* DESCRIPTION OF THE TASK:
Set down each line of the material that follows, exactly, with no pictures.

* DATA SUPPLIED:
==================================================
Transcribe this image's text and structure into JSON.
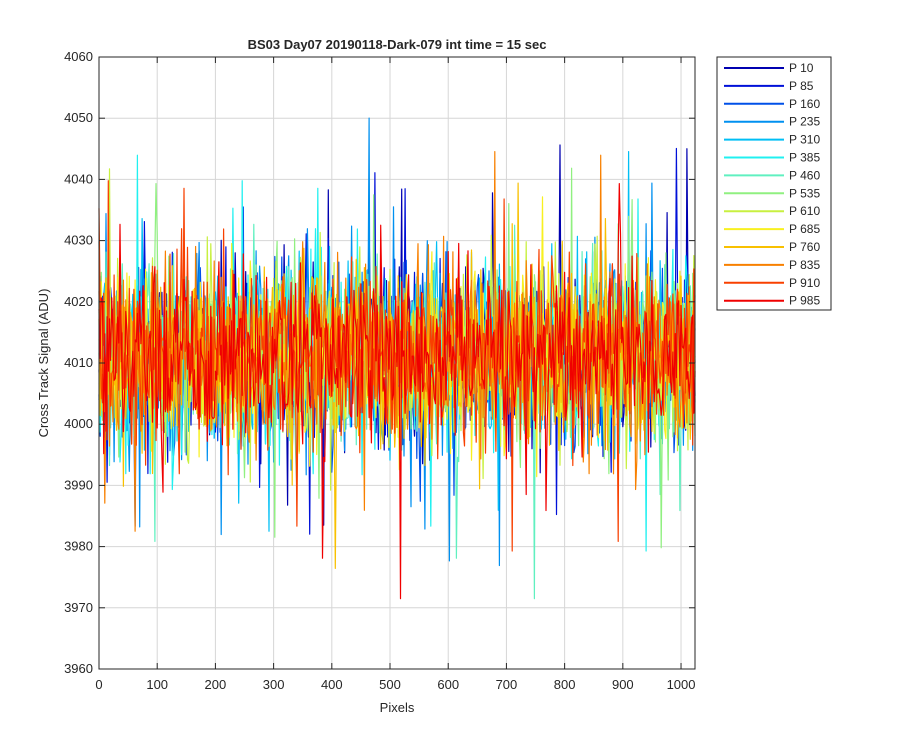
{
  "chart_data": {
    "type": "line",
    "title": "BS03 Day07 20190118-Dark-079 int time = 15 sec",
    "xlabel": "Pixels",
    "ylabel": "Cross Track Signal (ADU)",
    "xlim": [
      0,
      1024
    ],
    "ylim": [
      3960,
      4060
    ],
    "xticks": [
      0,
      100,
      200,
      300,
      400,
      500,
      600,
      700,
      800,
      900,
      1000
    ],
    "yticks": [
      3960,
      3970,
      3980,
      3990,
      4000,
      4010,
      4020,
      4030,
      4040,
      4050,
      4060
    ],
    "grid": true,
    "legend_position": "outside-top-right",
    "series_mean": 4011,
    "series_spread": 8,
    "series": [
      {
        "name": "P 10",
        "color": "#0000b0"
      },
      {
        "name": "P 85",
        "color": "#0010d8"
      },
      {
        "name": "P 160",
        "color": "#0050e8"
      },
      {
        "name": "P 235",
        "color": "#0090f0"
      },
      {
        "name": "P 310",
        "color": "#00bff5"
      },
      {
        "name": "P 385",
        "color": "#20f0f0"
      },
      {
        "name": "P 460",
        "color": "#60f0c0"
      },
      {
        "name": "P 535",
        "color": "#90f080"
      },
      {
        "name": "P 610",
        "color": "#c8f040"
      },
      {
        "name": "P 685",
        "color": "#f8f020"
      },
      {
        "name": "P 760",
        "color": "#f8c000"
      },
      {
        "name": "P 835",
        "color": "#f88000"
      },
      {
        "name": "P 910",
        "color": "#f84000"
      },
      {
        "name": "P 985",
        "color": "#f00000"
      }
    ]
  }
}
==================================================
* FINAL RESULT:
Transcribe this image's text and structure into JSON.
{
  "chart_data": {
    "type": "line",
    "title": "BS03 Day07 20190118-Dark-079 int time = 15 sec",
    "xlabel": "Pixels",
    "ylabel": "Cross Track Signal (ADU)",
    "xlim": [
      0,
      1024
    ],
    "ylim": [
      3960,
      4060
    ],
    "xticks": [
      0,
      100,
      200,
      300,
      400,
      500,
      600,
      700,
      800,
      900,
      1000
    ],
    "yticks": [
      3960,
      3970,
      3980,
      3990,
      4000,
      4010,
      4020,
      4030,
      4040,
      4050,
      4060
    ],
    "grid": true,
    "legend_position": "outside-top-right",
    "series_mean": 4011,
    "series_spread": 8,
    "series": [
      {
        "name": "P 10",
        "color": "#0000b0"
      },
      {
        "name": "P 85",
        "color": "#0010d8"
      },
      {
        "name": "P 160",
        "color": "#0050e8"
      },
      {
        "name": "P 235",
        "color": "#0090f0"
      },
      {
        "name": "P 310",
        "color": "#00bff5"
      },
      {
        "name": "P 385",
        "color": "#20f0f0"
      },
      {
        "name": "P 460",
        "color": "#60f0c0"
      },
      {
        "name": "P 535",
        "color": "#90f080"
      },
      {
        "name": "P 610",
        "color": "#c8f040"
      },
      {
        "name": "P 685",
        "color": "#f8f020"
      },
      {
        "name": "P 760",
        "color": "#f8c000"
      },
      {
        "name": "P 835",
        "color": "#f88000"
      },
      {
        "name": "P 910",
        "color": "#f84000"
      },
      {
        "name": "P 985",
        "color": "#f00000"
      }
    ]
  }
}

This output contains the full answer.